**Objective**
Restate the full set of records exactly, word for word.

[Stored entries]
** START **

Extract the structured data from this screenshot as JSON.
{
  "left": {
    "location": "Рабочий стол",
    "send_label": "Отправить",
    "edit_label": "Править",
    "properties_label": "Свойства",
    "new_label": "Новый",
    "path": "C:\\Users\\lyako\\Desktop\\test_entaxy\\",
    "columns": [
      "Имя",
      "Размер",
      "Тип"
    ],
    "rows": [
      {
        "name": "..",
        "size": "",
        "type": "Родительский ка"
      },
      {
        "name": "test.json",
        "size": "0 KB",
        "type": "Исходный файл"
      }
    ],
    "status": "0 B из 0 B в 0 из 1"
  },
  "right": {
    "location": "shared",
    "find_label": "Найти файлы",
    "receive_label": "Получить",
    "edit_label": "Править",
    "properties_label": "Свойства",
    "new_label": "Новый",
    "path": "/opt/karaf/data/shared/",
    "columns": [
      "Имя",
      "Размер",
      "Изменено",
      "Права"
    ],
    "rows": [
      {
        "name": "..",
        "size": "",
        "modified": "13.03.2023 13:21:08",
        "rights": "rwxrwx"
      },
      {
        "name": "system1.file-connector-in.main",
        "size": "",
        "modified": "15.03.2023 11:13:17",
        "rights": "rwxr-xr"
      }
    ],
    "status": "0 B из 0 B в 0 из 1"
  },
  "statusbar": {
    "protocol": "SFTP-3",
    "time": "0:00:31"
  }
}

** END **

**Full response**
Extract the structured data from this screenshot as JSON.
{
  "left": {
    "location": "Рабочий стол",
    "send_label": "Отправить",
    "edit_label": "Править",
    "properties_label": "Свойства",
    "new_label": "Новый",
    "path": "C:\\Users\\lyako\\Desktop\\test_entaxy\\",
    "columns": [
      "Имя",
      "Размер",
      "Тип"
    ],
    "rows": [
      {
        "name": "..",
        "size": "",
        "type": "Родительский ка"
      },
      {
        "name": "test.json",
        "size": "0 KB",
        "type": "Исходный файл"
      }
    ],
    "status": "0 B из 0 B в 0 из 1"
  },
  "right": {
    "location": "shared",
    "find_label": "Найти файлы",
    "receive_label": "Получить",
    "edit_label": "Править",
    "properties_label": "Свойства",
    "new_label": "Новый",
    "path": "/opt/karaf/data/shared/",
    "columns": [
      "Имя",
      "Размер",
      "Изменено",
      "Права"
    ],
    "rows": [
      {
        "name": "..",
        "size": "",
        "modified": "13.03.2023 13:21:08",
        "rights": "rwxrwx"
      },
      {
        "name": "system1.file-connector-in.main",
        "size": "",
        "modified": "15.03.2023 11:13:17",
        "rights": "rwxr-xr"
      }
    ],
    "status": "0 B из 0 B в 0 из 1"
  },
  "statusbar": {
    "protocol": "SFTP-3",
    "time": "0:00:31"
  }
}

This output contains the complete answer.